**Tasks to perform**
**A.** According to the post about Louis N. Beaudry, which art studio was listed on the back of his portrait?
**B.** Update the post about Louis N. Beaudry: reproduce it from "The fourth search" up to and including "subscription...what a tease!", replacing "subscription" with "membership".
**C.** Write what comes next in the post about Louis N. Beaudry, starting right after its final sentence.

**Excerpt**
....

Louis N. Beaudry

Status: looking for family!

To say Louis Napoleon Beaudry was the easiest research case I've ever done wouldn't be too much of an overstatement.

I was excited to find this perfectly preserved, labeled, CDV in Ellicott City, Maryland - a cute little town just outside of Baltimore which is also home to the United States' oldest surviving railroad station. If I had known that, I probably would have spent a bit more time soaking in the history, rather than just glancing at it from across the street.

Louis didn't show up on FamilySearch instantly, which usually gives me sort of a scare. So I turned to Google and searched for the art studio listed on the back of his portrait: JC Parks Art Studio, Montreal. And, in the first time in FFP history, this search didn't just lead me to dates of operation with which to narrow down my search parameters; it actually lead me to Louis himself.

The fourth search result included a name - Louis Napoleon Beaudry - next to the name of the same exact art studio. This couldn't be a coincidence. So I clicked into it.

It took me to the "Public Member Photos and Scanned Documents" page on Ancestry; you know, that pesky page where you can't click on any of the enticing photos unless you have a paid subscription...what a tease!

But I didn't have to click on a photo to come to the conclusion that I had found my guy. Because right there, in perfect view, was the same exact portrait taken at a slightly different angle. Oh boy, I thought. I'm going to make this Ancestry user the happiest person on earth.

....

**Records**
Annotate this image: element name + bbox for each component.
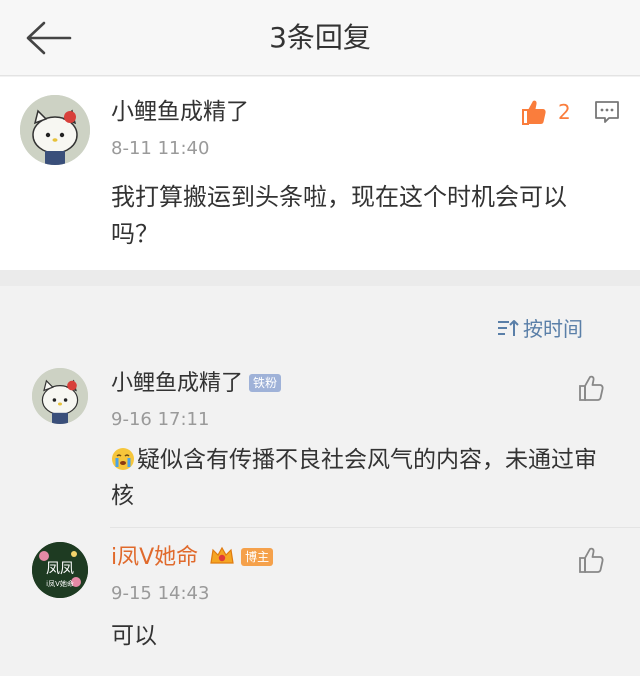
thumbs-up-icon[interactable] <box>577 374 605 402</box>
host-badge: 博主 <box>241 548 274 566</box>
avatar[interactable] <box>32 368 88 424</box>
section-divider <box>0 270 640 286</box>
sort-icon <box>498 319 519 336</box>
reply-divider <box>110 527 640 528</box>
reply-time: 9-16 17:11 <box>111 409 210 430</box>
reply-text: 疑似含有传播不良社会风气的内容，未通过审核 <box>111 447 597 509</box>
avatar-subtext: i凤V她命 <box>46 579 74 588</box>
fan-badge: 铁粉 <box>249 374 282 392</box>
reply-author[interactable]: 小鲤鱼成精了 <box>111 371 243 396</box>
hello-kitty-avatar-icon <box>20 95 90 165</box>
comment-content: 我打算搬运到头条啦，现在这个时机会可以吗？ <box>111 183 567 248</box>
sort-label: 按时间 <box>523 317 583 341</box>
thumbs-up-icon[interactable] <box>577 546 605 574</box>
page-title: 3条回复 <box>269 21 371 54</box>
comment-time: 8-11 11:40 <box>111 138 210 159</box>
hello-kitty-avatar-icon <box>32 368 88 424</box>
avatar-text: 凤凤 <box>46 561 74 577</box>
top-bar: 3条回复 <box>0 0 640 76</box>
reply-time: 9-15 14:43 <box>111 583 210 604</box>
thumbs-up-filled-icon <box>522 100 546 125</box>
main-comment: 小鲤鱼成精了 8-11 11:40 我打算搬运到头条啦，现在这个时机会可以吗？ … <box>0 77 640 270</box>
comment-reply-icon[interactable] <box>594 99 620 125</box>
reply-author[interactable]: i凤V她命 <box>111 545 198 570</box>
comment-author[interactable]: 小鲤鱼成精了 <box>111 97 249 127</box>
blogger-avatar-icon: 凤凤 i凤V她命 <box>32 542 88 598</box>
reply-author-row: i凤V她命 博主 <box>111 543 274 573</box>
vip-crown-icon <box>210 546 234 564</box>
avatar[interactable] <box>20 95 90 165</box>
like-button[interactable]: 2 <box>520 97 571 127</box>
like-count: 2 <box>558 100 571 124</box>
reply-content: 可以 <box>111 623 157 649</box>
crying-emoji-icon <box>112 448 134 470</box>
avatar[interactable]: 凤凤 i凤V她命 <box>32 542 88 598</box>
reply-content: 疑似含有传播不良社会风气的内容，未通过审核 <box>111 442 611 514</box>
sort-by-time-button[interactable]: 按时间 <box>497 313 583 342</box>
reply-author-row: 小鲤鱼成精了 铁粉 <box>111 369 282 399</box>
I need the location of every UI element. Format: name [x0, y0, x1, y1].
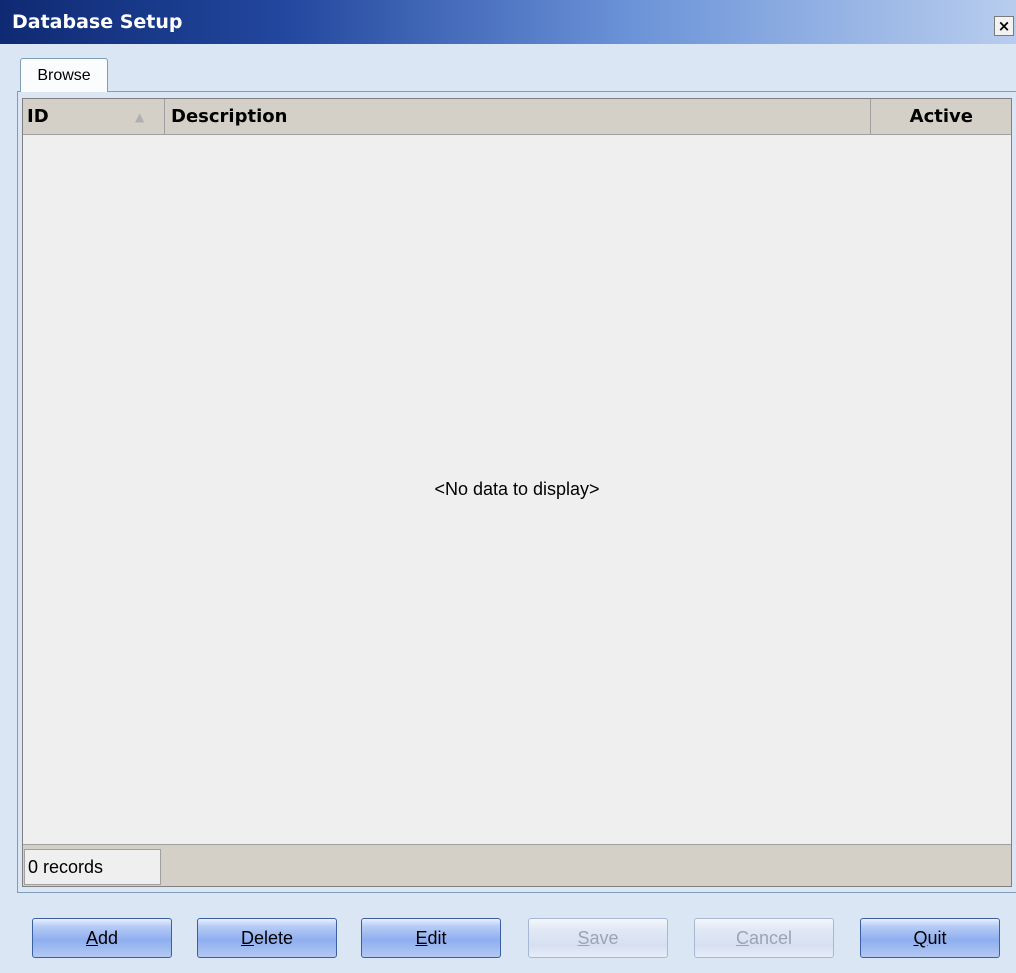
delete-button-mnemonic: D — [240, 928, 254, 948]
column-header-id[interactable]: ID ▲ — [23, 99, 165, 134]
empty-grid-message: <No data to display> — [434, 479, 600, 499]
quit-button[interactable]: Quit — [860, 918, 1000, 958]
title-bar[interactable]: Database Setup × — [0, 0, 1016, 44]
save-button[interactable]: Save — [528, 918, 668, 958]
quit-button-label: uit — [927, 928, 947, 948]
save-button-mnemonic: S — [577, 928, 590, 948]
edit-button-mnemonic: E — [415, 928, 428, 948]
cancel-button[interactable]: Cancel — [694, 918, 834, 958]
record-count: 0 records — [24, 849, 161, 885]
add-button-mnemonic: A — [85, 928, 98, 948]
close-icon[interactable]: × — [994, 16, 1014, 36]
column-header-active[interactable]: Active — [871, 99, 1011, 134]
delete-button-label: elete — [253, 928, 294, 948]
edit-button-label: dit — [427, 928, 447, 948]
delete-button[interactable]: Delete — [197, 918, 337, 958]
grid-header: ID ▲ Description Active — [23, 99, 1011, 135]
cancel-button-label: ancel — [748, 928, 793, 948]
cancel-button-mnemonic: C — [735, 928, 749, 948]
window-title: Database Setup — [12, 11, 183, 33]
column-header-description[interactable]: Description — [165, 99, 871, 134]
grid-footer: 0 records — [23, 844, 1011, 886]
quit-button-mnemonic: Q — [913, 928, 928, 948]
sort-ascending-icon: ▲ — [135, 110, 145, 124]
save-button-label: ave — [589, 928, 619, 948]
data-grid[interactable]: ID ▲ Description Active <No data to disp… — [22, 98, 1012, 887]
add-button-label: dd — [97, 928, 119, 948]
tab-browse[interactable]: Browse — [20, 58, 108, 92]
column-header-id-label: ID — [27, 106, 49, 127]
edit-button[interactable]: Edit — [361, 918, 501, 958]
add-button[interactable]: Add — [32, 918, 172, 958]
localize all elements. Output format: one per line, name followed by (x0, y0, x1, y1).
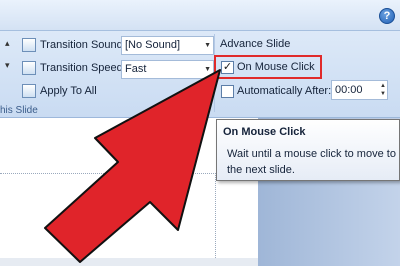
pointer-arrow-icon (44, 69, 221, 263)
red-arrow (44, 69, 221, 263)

....

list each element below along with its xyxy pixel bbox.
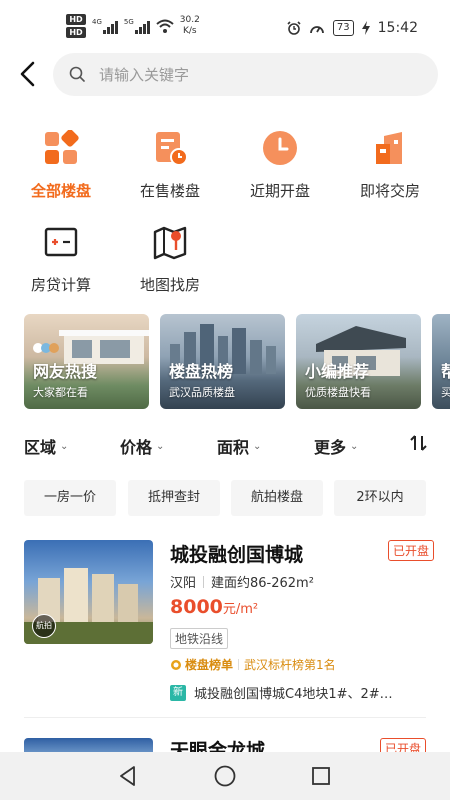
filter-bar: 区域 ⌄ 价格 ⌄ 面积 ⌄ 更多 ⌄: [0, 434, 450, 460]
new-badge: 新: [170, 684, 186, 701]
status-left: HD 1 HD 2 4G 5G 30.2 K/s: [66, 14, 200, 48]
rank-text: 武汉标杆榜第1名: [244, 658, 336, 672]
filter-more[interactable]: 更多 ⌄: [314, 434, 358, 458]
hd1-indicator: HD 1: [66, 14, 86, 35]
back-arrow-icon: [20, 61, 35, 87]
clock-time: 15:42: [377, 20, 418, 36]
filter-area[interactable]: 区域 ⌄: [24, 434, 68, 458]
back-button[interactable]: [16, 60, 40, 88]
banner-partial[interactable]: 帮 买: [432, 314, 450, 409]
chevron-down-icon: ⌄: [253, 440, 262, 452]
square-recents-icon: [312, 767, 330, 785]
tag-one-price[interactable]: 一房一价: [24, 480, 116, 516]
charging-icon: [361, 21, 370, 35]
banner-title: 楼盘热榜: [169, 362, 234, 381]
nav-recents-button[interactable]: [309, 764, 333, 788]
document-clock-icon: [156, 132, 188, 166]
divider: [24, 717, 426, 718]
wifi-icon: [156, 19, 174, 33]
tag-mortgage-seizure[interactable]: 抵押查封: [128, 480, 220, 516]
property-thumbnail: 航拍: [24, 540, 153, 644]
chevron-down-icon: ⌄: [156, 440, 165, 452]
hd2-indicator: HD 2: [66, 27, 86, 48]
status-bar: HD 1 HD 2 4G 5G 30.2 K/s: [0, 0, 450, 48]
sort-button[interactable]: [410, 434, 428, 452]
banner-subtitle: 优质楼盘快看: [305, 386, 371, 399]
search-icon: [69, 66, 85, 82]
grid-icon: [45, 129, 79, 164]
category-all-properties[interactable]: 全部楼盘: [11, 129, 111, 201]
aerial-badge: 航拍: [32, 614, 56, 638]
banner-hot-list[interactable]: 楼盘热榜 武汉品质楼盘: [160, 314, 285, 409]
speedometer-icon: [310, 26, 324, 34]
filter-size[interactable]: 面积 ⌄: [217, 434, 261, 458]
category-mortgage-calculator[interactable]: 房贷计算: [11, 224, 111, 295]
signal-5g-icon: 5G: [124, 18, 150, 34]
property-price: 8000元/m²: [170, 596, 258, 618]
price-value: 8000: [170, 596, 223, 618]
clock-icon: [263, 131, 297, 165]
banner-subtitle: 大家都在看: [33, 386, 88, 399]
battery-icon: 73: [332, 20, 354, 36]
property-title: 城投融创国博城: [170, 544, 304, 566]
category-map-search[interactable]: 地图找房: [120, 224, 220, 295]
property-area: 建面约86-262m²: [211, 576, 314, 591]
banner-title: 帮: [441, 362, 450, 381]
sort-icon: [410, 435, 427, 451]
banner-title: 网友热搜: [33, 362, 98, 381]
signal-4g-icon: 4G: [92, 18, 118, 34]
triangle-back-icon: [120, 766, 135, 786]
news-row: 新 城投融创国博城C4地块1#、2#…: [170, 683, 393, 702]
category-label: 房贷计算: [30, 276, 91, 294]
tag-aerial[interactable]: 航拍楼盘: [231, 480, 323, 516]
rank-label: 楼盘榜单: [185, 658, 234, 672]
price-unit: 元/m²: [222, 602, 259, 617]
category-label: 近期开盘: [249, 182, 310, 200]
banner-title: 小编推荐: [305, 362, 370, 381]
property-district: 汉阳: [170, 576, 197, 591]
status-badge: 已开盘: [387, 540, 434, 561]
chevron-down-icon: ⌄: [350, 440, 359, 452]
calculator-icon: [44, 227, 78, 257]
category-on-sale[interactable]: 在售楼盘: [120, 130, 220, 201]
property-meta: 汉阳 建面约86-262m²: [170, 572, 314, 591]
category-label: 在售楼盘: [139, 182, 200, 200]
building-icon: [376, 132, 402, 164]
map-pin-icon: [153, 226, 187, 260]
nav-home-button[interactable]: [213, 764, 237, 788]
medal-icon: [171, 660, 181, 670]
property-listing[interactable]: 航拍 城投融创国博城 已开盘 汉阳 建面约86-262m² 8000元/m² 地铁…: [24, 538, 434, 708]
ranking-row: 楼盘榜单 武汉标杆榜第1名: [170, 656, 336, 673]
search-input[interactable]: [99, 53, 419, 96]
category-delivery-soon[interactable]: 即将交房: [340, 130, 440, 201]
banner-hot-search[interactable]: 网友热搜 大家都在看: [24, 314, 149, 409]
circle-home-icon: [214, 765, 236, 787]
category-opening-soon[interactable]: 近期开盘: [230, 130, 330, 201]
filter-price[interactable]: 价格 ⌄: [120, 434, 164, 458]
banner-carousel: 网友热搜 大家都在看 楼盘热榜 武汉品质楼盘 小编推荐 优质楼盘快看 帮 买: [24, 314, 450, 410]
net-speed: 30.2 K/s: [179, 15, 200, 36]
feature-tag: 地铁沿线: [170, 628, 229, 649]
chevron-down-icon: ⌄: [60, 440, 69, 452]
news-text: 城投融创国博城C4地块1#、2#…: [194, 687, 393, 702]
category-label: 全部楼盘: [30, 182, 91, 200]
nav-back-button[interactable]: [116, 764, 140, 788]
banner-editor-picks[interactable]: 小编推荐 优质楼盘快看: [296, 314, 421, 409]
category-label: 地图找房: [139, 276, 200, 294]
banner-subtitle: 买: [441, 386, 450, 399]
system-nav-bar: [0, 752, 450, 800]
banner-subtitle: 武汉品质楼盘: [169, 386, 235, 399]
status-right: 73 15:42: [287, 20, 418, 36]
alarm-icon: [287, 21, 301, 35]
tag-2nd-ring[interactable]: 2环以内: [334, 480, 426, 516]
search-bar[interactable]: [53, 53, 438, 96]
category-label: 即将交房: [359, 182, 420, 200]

....

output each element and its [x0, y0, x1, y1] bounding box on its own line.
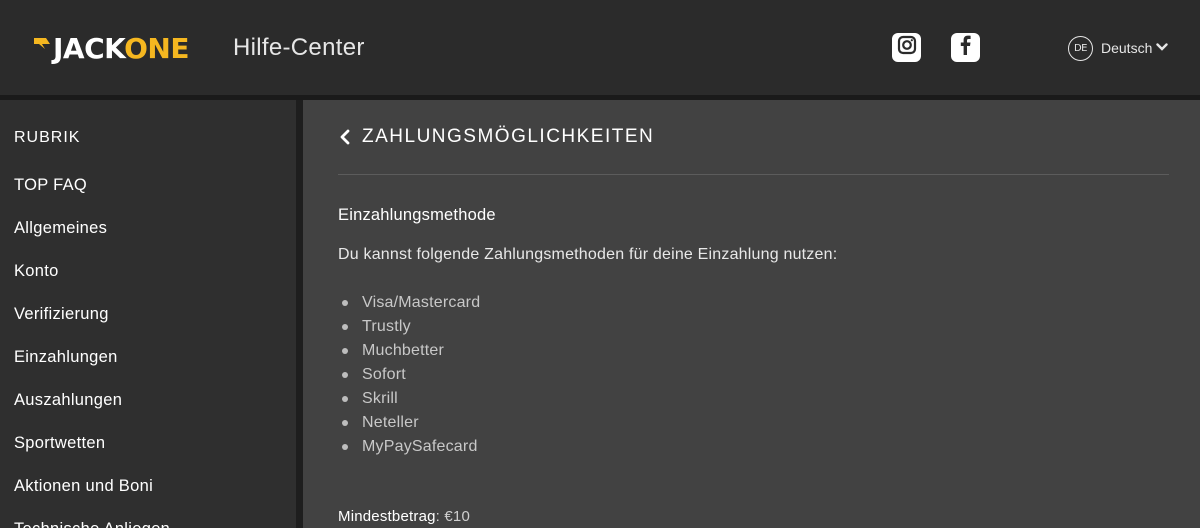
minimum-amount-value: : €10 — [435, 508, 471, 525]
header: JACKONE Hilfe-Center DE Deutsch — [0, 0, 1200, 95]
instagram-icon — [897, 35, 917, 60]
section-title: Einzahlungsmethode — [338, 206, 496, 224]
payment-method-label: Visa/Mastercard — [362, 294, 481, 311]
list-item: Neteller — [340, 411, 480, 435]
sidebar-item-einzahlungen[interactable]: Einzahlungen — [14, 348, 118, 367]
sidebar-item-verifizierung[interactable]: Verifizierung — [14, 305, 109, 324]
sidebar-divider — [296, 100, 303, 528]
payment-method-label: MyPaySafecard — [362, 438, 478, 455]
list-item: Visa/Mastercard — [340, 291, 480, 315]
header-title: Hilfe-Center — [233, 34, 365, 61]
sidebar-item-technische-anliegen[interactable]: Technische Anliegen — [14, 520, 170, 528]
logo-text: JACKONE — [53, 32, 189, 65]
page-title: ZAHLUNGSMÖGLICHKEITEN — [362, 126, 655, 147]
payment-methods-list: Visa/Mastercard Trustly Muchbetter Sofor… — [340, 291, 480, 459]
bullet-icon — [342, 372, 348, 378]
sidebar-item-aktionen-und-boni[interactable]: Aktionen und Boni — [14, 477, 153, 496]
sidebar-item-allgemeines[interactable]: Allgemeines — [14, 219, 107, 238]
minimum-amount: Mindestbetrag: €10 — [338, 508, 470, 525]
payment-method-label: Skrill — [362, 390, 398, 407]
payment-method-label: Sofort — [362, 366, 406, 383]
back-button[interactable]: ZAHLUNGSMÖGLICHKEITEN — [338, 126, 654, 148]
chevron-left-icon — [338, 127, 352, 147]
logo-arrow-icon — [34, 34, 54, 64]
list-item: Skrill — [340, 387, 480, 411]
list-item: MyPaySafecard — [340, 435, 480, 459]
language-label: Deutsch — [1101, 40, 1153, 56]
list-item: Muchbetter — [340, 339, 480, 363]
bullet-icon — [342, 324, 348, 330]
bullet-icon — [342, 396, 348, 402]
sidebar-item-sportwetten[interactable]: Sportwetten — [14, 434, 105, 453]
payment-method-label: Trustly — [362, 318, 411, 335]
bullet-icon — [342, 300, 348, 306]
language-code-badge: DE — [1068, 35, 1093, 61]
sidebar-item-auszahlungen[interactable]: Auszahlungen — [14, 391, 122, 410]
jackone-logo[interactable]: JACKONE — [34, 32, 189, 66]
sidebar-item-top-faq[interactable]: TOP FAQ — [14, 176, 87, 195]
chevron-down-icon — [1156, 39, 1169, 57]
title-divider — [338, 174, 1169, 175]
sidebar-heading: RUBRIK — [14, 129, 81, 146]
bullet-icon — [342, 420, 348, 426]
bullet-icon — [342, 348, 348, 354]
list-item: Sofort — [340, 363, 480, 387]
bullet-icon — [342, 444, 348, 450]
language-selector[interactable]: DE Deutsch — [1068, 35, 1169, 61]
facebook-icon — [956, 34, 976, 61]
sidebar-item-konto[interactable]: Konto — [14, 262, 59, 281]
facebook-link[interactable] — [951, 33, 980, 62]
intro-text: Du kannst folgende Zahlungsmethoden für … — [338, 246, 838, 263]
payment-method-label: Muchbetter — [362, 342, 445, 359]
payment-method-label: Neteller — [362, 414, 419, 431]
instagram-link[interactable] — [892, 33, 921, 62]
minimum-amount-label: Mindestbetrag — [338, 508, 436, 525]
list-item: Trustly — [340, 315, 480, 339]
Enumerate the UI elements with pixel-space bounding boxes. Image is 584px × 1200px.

....

**Per-task answers**
**A.** JC Parks Art Studio, Montreal.

**B.**
The fourth search result included a name - Louis Napoleon Beaudry - next to the name of the same exact art studio. This couldn't be a coincidence. So I clicked into it.

It took me to the "Public Member Photos and Scanned Documents" page on Ancestry; you know, that pesky page where you can't click on any of the enticing photos unless you have a paid membership...what a tease!

**C.**
Armed with Louis' full name, I began to put pieces of his story together.

Louis Napoleon Beaudry was born in 1833 in Highgate, Vermont, a small community just south of the Canadian border.

He appears in an 1881 Canadian Census, living with his wife, Pearlie. It would appear that they had lived in Quebec since at least 1875, as their youngest daughter's birthplace is listed as Quebec rather than USA like the rest of the family. Louis and Pearlie (nee Schermerhorn) had five children at this point in life:

  • Minnie Luella, aged 18

  • John S., aged 16

  • Mary Angelina, aged 14

  • Louis Charles, aged 10

  • Eve Rose, aged 5

Louis worked as a Methodist pastor, and interestingly he lists his 'nationality' and 'race' as French, as do his children, despite being born in the United States. Perhaps they weren't too fond of Vermont.

As to where Louis and his family were prior to 1875...well, it wasn't too hard to find out. A simple Google search of Louis Napoleon Beaudry returns a book published that year in New York: Spiritual Struggles of a Roman Catholic. Louis, according to the obituary posted on his FindAGrave profile, was educated for the Catholic priesthood but subsequently followed the Protestant faith. Spiritual Struggles touches on Louis' conversion to Protestantism, but, what is probably more interesting to you, reader, as you come to this blog to read of our photographical subjects' descendants, is that the first chapter of Spiritual Struggles concerns an interaction that Louis had with his eldest daughter, Minnie Luella:

Just then, two loving arms were thrown around my neck, and, as I slightly turned my head, a sweet kiss was bestowed upon my lips. It was Luella, my eldest child, now almost a young lady, who, seeing my study door ajar, had softly tripped in on tiptoe behind me, to surprise me with her caresses. Seating herself in her camp-chair by my side, and looking up inquiringly into my face, she remarked:

—Why, father, we were not a little astonished today at your telling us that you were nineteen years old when you first went into one of our Sunday schools! For my part, I should like to know the reason why you did not begin to attend Sunday school as young as we did—

meaning, of course, herself, her brother Johnnie, and her little sister Mary.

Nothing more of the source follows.